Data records
_ _ _ _
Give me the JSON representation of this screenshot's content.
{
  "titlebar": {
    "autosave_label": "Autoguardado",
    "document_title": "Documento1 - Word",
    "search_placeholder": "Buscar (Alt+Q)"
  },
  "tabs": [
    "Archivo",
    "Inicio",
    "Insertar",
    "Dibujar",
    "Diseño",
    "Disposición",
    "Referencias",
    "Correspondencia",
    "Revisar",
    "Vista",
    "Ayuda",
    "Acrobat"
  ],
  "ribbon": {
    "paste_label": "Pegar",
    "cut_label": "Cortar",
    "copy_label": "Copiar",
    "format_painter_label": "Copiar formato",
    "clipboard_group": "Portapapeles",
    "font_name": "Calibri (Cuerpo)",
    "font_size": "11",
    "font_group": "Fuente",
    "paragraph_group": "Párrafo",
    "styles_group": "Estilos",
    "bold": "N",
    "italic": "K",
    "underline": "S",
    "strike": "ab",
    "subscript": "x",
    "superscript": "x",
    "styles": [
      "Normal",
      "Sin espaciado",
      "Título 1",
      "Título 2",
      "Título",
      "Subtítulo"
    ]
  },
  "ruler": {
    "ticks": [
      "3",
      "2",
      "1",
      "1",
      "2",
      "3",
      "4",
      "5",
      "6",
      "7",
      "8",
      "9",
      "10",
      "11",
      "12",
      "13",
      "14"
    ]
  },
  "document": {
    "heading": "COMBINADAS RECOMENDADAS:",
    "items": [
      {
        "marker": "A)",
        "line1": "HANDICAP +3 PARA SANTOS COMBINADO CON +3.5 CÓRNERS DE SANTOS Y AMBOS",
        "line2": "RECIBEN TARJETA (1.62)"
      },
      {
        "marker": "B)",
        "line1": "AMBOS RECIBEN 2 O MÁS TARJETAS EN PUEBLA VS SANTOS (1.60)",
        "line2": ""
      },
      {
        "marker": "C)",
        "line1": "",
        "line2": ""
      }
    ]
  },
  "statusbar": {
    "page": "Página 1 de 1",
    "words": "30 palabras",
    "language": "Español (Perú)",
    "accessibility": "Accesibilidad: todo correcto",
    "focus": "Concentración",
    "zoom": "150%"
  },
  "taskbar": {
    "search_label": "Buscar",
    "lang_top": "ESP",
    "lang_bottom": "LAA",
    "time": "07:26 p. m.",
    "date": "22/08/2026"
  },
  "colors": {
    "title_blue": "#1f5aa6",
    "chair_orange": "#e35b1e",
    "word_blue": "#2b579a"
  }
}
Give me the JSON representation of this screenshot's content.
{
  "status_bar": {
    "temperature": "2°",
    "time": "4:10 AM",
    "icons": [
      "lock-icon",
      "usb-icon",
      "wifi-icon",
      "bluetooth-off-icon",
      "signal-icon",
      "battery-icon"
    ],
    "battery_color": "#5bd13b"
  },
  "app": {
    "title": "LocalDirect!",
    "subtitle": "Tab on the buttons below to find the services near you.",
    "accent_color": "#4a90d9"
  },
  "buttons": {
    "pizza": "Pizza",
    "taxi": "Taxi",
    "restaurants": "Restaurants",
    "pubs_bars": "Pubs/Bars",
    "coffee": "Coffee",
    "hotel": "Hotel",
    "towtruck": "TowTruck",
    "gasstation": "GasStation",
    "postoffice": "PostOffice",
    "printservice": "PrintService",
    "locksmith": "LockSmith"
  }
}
_ _ _ _
Determine how many lines in the listing above hold the string "AMBOS", then write only the number.

2